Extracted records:
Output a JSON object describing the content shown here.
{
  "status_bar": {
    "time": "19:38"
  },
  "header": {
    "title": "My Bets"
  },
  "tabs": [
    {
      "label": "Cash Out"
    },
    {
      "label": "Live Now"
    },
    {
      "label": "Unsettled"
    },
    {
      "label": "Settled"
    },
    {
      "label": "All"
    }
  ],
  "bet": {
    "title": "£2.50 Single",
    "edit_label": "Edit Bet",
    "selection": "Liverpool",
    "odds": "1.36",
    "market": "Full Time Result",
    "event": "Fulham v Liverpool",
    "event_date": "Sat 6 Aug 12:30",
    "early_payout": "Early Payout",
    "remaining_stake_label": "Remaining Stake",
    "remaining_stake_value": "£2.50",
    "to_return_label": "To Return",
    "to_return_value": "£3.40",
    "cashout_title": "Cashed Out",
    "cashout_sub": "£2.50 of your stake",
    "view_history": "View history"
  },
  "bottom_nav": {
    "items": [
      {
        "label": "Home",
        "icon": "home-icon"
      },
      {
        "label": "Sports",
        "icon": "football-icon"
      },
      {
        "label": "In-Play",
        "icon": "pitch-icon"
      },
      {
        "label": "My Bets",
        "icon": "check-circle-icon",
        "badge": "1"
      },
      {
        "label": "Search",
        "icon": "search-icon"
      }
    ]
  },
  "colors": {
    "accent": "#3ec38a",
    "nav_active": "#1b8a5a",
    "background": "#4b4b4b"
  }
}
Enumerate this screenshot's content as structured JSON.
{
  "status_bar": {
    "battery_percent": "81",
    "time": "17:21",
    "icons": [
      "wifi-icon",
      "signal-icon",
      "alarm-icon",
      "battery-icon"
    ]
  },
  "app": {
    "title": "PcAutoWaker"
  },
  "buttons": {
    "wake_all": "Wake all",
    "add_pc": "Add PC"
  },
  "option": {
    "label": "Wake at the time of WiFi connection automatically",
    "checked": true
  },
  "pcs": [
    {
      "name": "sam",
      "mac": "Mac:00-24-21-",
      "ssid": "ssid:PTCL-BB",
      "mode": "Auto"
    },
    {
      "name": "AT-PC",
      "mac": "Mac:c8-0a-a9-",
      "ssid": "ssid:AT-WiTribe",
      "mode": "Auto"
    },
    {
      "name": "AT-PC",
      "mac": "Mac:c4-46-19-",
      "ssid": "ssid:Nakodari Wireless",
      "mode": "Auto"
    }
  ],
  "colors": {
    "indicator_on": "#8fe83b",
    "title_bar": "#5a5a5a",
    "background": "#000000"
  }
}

Written task:
Tally the lines of the records holding the word "Liverpool", then give only the resulting number.

The solution:
2